The aim of this PhD is to develop techniques for implementing state-of-the-art Bayesian techniques in ways that fully exploit the computational power of modern and next generation many-core architectures and systems (such as multicore CPUs, GPUs, Xeon Phis and super-computing clusters). This will build on previous research related to high performance computing, Big Data and Bayesian statistics. The aim is to solve difficult problems related to defence and security applications (in which context combining runtime efficiency with accurate estimation is very important).

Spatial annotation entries
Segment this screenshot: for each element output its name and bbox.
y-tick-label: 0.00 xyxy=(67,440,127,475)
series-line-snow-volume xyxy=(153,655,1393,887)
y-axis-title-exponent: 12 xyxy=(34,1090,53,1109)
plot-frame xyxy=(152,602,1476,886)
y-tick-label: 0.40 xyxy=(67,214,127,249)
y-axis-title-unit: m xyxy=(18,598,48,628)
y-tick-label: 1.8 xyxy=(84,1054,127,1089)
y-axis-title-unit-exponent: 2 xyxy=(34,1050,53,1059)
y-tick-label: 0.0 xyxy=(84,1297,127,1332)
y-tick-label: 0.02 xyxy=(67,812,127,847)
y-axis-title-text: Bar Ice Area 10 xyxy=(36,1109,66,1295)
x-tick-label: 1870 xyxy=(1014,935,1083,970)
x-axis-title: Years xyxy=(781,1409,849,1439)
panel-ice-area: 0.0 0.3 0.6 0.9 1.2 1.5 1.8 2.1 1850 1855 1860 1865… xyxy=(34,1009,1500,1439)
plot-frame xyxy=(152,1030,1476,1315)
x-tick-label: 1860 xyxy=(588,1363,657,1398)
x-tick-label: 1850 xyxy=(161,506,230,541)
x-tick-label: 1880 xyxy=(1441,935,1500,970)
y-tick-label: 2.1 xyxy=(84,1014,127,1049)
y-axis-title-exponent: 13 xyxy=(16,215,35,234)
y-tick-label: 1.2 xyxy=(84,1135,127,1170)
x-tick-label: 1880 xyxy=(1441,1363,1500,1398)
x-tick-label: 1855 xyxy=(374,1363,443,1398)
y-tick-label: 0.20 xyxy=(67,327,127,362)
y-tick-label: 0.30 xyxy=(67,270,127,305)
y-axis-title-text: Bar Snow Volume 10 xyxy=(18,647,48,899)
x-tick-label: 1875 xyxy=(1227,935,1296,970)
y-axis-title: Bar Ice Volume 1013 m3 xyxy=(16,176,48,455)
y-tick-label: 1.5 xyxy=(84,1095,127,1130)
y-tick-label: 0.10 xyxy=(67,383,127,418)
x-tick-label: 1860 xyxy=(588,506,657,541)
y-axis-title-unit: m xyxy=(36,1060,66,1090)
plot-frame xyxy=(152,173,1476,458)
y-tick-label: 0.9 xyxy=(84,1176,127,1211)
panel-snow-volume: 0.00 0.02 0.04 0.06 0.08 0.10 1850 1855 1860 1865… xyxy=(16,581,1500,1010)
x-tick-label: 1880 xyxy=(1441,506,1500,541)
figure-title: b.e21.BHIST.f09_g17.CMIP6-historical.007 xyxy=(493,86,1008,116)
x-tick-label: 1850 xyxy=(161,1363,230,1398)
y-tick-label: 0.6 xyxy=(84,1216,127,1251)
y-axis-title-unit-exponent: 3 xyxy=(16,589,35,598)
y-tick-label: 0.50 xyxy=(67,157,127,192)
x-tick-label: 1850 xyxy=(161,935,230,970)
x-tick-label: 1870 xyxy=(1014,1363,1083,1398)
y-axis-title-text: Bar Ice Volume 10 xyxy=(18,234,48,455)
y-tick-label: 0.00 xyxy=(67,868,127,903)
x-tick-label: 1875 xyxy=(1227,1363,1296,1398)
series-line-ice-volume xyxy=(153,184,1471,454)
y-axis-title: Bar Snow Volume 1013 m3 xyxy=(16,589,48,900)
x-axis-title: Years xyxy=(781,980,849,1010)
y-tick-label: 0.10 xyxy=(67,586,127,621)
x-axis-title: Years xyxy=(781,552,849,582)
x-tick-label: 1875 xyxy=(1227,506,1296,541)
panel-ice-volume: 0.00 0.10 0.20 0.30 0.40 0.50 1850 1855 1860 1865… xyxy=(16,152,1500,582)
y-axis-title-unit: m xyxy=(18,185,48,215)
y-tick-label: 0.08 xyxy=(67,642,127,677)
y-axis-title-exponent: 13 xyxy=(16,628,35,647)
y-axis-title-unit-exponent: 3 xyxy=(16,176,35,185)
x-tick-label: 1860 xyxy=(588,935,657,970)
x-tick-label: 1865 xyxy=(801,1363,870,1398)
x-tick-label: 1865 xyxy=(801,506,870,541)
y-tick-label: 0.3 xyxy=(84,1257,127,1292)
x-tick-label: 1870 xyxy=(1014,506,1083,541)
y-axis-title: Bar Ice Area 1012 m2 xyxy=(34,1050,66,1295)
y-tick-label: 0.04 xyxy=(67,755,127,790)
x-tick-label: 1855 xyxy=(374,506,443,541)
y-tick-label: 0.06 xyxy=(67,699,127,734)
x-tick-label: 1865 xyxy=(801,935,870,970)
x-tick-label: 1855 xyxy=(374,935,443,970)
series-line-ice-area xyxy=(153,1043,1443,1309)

_Set tasks_.
**1.** From the PhD description, print the passage that begins at the words "The aim of this" and stops after "is very important).".
**2.** In the PhD description, rewrite the paragraph starting "The aim of this PhD is to develop techniques" as a short bulleted list that keeps its main facts.
**3.** Pick up the PhD description after its final sentence and continue it.

_Replies_.
**1.**
The aim of this PhD is to develop techniques for implementing state-of-the-art Bayesian techniques in ways that fully exploit the computational power of modern and next generation many-core architectures and systems (such as multicore CPUs, GPUs, Xeon Phis and super-computing clusters). This will build on previous research related to high performance computing, Big Data and Bayesian statistics. The aim is to solve difficult problems related to defence and security applications (in which context combining runtime efficiency with accurate estimation is very important).

**2.**
- Goal: develop techniques for implementing state-of-the-art Bayesian techniques that fully exploit the computational power of modern and next generation many-core architectures and systems (multicore CPUs, GPUs, Xeon Phis, super-computing clusters).
- Foundation: previous research in high performance computing, Big Data and Bayesian statistics.
- Purpose: solve difficult problems in defence and security applications, where combining runtime efficiency with accurate estimation is very important.

**3.**
Markov-Chain Monte Carlo (MCMC) is a numerical Bayesian method that allows high-fidelity physical models to be combined with data to make inferences in the presence of pronounced uncertainty. Improvements to MCMC have historically focused on algorithmic advances, involving, for example, the use of local gradient information and of gradually migrating from an easy reference problem to the problem of interest. Particularly with these improvements, MCMC is an effective solution to the vast number of problems that can be posed as inferences involving data using statistical models. In the context of any one problem, bespoke optimisation can be used to exploit the available (parallel) computational resources. However, because MCMC fundamentally uses the evolution of a single Markov-Chain to convey uncertainty, such optimisation is necessarily problem-specific. There is therefore little scope to develop a generic MCMC implementation that fully exploits parallel processing architectures. As a result, the ability of MCMC to provide solutions to next-generation problems is limited.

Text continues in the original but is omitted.